#### Required work
Retype each entry below exactly as it stands.

#### Dataset rows
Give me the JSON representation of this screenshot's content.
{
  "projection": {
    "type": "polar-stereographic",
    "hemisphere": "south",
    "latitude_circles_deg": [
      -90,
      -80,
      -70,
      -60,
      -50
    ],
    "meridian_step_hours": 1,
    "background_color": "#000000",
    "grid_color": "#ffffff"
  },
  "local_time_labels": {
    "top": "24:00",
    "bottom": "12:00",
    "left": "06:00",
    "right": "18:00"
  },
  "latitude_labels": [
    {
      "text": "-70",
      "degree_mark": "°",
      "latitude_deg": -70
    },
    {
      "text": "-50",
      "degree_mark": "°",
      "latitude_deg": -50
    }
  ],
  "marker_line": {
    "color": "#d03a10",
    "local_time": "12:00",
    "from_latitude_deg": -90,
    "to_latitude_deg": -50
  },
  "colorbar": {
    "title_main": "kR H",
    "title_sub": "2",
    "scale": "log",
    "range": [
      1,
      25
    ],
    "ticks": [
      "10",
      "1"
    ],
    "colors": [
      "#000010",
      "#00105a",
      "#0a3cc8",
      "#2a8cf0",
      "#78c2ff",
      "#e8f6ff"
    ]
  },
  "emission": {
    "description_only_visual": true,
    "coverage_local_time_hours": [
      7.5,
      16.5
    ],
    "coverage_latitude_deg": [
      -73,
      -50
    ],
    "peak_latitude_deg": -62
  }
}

#### Answer in full
Give me the JSON representation of this screenshot's content.
{
  "projection": {
    "type": "polar-stereographic",
    "hemisphere": "south",
    "latitude_circles_deg": [
      -90,
      -80,
      -70,
      -60,
      -50
    ],
    "meridian_step_hours": 1,
    "background_color": "#000000",
    "grid_color": "#ffffff"
  },
  "local_time_labels": {
    "top": "24:00",
    "bottom": "12:00",
    "left": "06:00",
    "right": "18:00"
  },
  "latitude_labels": [
    {
      "text": "-70",
      "degree_mark": "°",
      "latitude_deg": -70
    },
    {
      "text": "-50",
      "degree_mark": "°",
      "latitude_deg": -50
    }
  ],
  "marker_line": {
    "color": "#d03a10",
    "local_time": "12:00",
    "from_latitude_deg": -90,
    "to_latitude_deg": -50
  },
  "colorbar": {
    "title_main": "kR H",
    "title_sub": "2",
    "scale": "log",
    "range": [
      1,
      25
    ],
    "ticks": [
      "10",
      "1"
    ],
    "colors": [
      "#000010",
      "#00105a",
      "#0a3cc8",
      "#2a8cf0",
      "#78c2ff",
      "#e8f6ff"
    ]
  },
  "emission": {
    "description_only_visual": true,
    "coverage_local_time_hours": [
      7.5,
      16.5
    ],
    "coverage_latitude_deg": [
      -73,
      -50
    ],
    "peak_latitude_deg": -62
  }
}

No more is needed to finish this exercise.